- [Stored data]:
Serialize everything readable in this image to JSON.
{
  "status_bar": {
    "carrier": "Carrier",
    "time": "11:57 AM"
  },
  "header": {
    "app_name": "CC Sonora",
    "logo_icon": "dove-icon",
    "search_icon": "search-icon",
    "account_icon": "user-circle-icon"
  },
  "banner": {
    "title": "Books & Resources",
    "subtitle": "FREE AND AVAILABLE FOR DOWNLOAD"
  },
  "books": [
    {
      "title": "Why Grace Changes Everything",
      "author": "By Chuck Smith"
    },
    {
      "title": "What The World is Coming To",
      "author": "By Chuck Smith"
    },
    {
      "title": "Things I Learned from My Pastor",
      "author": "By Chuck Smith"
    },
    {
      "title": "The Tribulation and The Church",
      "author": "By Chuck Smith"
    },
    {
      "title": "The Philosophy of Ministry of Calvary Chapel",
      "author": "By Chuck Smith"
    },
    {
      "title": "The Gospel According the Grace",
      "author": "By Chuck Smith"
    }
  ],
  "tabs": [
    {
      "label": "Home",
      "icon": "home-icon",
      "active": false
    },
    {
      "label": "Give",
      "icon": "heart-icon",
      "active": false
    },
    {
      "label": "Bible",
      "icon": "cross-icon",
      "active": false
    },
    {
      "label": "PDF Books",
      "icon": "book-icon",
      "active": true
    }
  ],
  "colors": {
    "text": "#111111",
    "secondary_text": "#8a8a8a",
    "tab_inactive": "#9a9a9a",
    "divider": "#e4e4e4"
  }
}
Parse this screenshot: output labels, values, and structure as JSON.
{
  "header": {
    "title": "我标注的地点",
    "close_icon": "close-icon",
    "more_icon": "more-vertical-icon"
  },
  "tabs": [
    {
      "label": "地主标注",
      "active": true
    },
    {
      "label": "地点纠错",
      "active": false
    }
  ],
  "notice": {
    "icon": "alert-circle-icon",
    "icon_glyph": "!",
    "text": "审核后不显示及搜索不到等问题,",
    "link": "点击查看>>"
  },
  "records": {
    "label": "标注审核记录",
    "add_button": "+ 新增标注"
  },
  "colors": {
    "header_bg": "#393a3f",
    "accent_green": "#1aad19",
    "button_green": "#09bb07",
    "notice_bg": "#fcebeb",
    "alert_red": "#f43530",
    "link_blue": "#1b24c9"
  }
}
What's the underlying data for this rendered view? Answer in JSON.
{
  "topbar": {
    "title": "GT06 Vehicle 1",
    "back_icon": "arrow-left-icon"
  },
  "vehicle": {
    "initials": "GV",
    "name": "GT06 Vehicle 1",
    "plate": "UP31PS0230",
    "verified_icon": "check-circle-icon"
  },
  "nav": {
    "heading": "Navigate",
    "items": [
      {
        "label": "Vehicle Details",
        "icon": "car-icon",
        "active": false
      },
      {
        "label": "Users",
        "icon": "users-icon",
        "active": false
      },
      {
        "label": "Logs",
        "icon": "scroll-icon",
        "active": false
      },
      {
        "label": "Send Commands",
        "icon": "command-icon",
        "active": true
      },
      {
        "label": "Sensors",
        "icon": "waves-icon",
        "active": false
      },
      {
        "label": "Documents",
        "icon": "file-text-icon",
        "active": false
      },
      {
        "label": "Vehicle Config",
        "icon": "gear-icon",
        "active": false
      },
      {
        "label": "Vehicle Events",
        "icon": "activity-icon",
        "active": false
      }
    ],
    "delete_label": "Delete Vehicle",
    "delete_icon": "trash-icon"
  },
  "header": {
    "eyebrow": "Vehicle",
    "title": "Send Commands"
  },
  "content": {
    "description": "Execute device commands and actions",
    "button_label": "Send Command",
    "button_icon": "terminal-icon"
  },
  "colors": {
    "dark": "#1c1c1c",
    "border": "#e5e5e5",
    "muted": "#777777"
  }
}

- [What the exercise asks]:
Find all lines where the word "this" appears. Copy them.

- [Task answer]:
Serialize everything readable in this image to JSON.
Parse this screenshot: output labels, values, and structure as JSON.
What's the underlying data for this rendered view? Answer in JSON.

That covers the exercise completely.